** begin Material **
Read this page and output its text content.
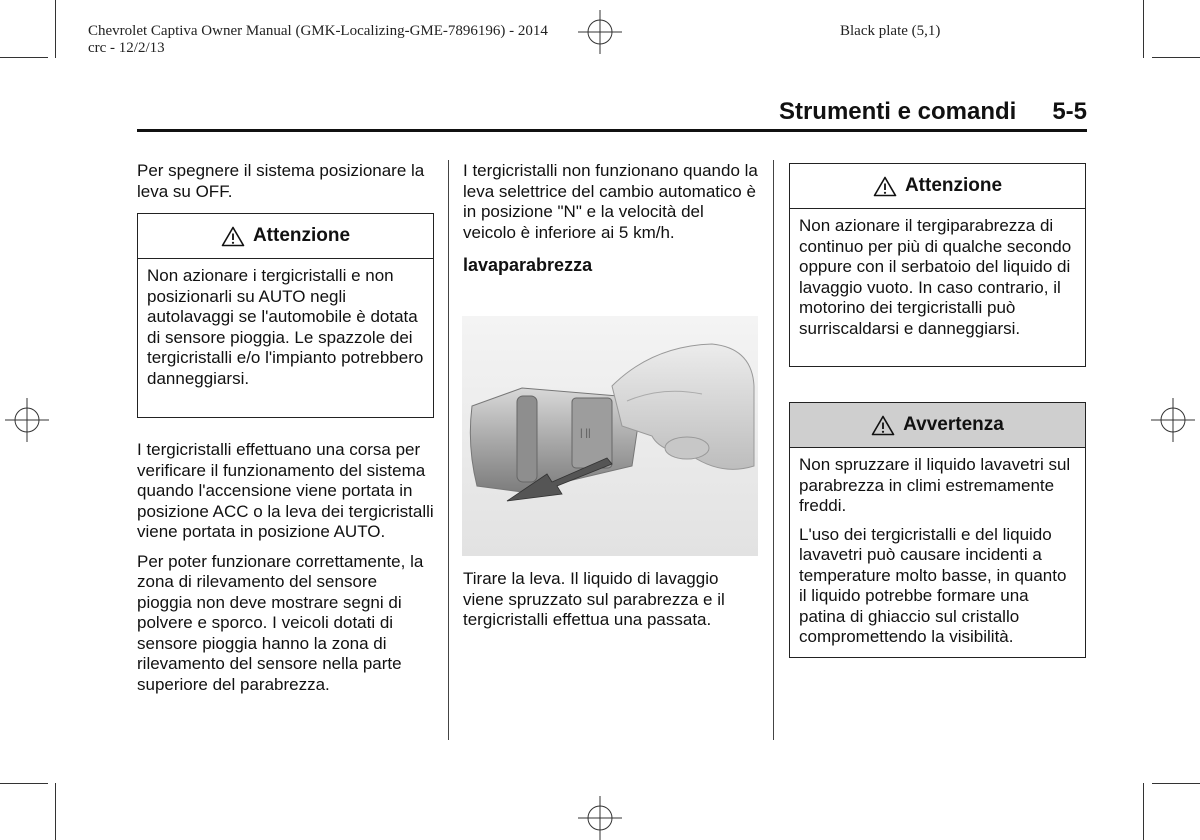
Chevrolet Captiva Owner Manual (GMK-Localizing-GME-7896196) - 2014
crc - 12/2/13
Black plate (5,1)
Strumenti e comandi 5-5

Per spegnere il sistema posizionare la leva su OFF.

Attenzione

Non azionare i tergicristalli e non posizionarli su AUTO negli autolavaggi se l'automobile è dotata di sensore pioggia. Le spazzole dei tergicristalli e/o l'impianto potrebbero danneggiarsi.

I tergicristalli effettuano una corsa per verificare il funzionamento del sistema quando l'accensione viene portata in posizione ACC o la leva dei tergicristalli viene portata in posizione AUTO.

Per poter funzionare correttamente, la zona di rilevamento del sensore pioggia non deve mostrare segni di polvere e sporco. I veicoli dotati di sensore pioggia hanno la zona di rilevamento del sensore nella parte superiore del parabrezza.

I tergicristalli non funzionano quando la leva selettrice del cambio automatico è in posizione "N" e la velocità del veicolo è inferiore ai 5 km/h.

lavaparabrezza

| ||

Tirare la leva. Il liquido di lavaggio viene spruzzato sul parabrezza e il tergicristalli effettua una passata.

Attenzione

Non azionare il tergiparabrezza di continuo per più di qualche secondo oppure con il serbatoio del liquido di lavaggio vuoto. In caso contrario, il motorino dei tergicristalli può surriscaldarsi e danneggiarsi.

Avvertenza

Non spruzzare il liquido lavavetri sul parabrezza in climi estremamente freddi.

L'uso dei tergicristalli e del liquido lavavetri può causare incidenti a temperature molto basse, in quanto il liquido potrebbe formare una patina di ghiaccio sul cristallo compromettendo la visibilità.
** end Material **
** begin Material **
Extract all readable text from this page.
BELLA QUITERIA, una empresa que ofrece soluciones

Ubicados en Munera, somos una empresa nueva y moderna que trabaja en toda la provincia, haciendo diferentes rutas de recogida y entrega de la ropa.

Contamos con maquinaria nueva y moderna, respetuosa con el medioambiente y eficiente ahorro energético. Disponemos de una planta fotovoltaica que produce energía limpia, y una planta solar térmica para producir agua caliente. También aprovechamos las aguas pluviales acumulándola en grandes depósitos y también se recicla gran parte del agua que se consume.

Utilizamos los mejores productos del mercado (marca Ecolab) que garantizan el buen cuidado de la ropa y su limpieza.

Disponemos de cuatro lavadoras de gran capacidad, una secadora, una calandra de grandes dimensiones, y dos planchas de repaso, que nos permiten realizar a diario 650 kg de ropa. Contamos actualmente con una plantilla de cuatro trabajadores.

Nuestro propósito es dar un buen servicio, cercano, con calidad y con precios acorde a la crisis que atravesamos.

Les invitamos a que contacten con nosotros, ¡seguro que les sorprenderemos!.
** end Material **
▶ _What you should do_
From the data above, pick out each line containing "azionare" and copy it.

▶ _Task output_
Non azionare i tergicristalli e non posizionarli su AUTO negli autolavaggi se l'automobile è dotata di sensore pioggia. Le spazzole dei tergicristalli e/o l'impianto potrebbero danneggiarsi.
Non azionare il tergiparabrezza di continuo per più di qualche secondo oppure con il serbatoio del liquido di lavaggio vuoto. In caso contrario, il motorino dei tergicristalli può surriscaldarsi e danneggiarsi.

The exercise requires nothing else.